# [EXERCISE PROMPT]
Omit the images, then output each of the records below exactly.

# [DATASET CONTENT]
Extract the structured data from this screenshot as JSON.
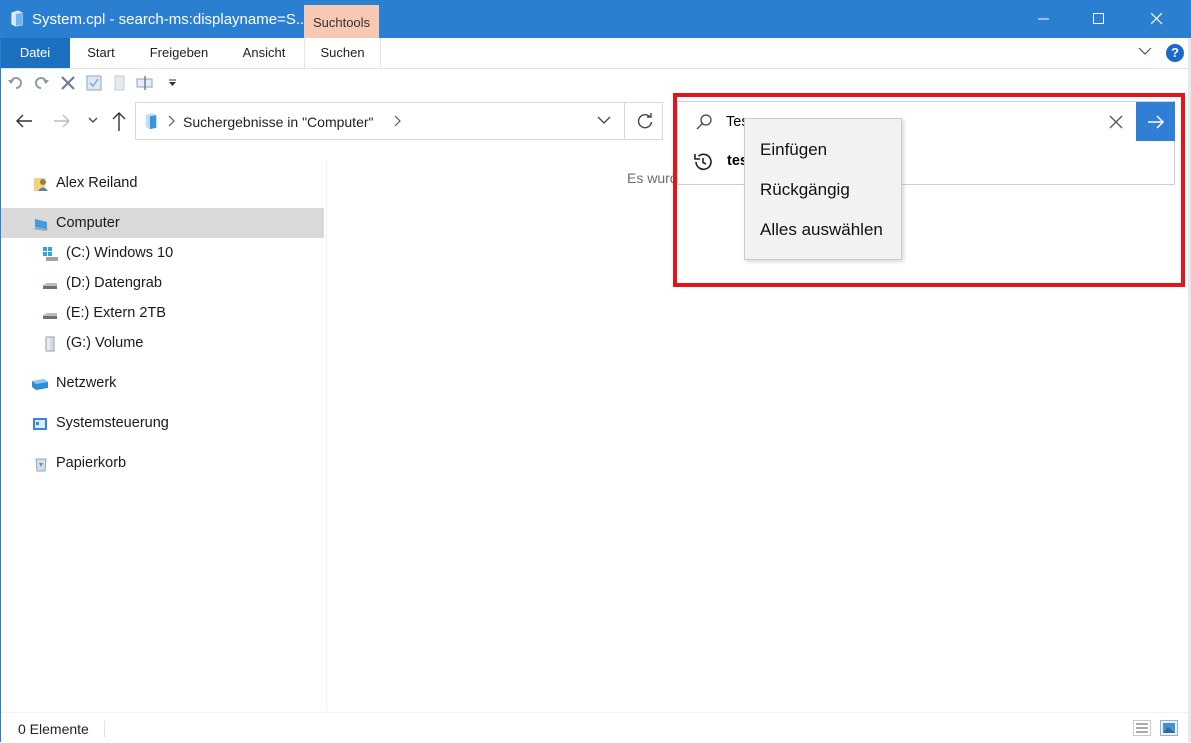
{
  "window": {
    "title": "System.cpl - search-ms:displayname=S...",
    "contextual_tab": "Suchtools",
    "accent_color": "#2b7fd1"
  },
  "ribbon": {
    "tabs": [
      "Datei",
      "Start",
      "Freigeben",
      "Ansicht",
      "Suchen"
    ],
    "help_label": "?"
  },
  "quick_access": {
    "icons": [
      "undo-icon",
      "redo-icon",
      "delete-icon",
      "properties-icon",
      "new-folder-icon",
      "rename-icon",
      "customize-dropdown-icon"
    ]
  },
  "address_bar": {
    "path_text": "Suchergebnisse in \"Computer\""
  },
  "sidebar": {
    "items": [
      {
        "label": "Alex Reiland",
        "icon": "user-folder-icon"
      },
      {
        "label": "Computer",
        "icon": "computer-icon",
        "selected": true
      },
      {
        "label": "(C:) Windows 10",
        "icon": "windows-drive-icon"
      },
      {
        "label": "(D:) Datengrab",
        "icon": "drive-icon"
      },
      {
        "label": "(E:) Extern 2TB",
        "icon": "drive-icon"
      },
      {
        "label": "(G:) Volume",
        "icon": "usb-drive-icon"
      },
      {
        "label": "Netzwerk",
        "icon": "network-icon"
      },
      {
        "label": "Systemsteuerung",
        "icon": "control-panel-icon"
      },
      {
        "label": "Papierkorb",
        "icon": "recycle-bin-icon"
      }
    ]
  },
  "content": {
    "message_visible": "Es wurd"
  },
  "search": {
    "value": "Tes",
    "history_item": "tes"
  },
  "context_menu": {
    "items": [
      "Einfügen",
      "Rückgängig",
      "Alles auswählen"
    ]
  },
  "status_bar": {
    "count_text": "0 Elemente"
  },
  "colors": {
    "highlight_border": "#e3141c",
    "search_go_button": "#2f7fd6",
    "suchtools_tab": "#f7c8b3"
  }
}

# [FINAL ANSWER]
Extract the structured data from this screenshot as JSON.
{
  "window": {
    "title": "System.cpl - search-ms:displayname=S...",
    "contextual_tab": "Suchtools",
    "accent_color": "#2b7fd1"
  },
  "ribbon": {
    "tabs": [
      "Datei",
      "Start",
      "Freigeben",
      "Ansicht",
      "Suchen"
    ],
    "help_label": "?"
  },
  "quick_access": {
    "icons": [
      "undo-icon",
      "redo-icon",
      "delete-icon",
      "properties-icon",
      "new-folder-icon",
      "rename-icon",
      "customize-dropdown-icon"
    ]
  },
  "address_bar": {
    "path_text": "Suchergebnisse in \"Computer\""
  },
  "sidebar": {
    "items": [
      {
        "label": "Alex Reiland",
        "icon": "user-folder-icon"
      },
      {
        "label": "Computer",
        "icon": "computer-icon",
        "selected": true
      },
      {
        "label": "(C:) Windows 10",
        "icon": "windows-drive-icon"
      },
      {
        "label": "(D:) Datengrab",
        "icon": "drive-icon"
      },
      {
        "label": "(E:) Extern 2TB",
        "icon": "drive-icon"
      },
      {
        "label": "(G:) Volume",
        "icon": "usb-drive-icon"
      },
      {
        "label": "Netzwerk",
        "icon": "network-icon"
      },
      {
        "label": "Systemsteuerung",
        "icon": "control-panel-icon"
      },
      {
        "label": "Papierkorb",
        "icon": "recycle-bin-icon"
      }
    ]
  },
  "content": {
    "message_visible": "Es wurd"
  },
  "search": {
    "value": "Tes",
    "history_item": "tes"
  },
  "context_menu": {
    "items": [
      "Einfügen",
      "Rückgängig",
      "Alles auswählen"
    ]
  },
  "status_bar": {
    "count_text": "0 Elemente"
  },
  "colors": {
    "highlight_border": "#e3141c",
    "search_go_button": "#2f7fd6",
    "suchtools_tab": "#f7c8b3"
  }
}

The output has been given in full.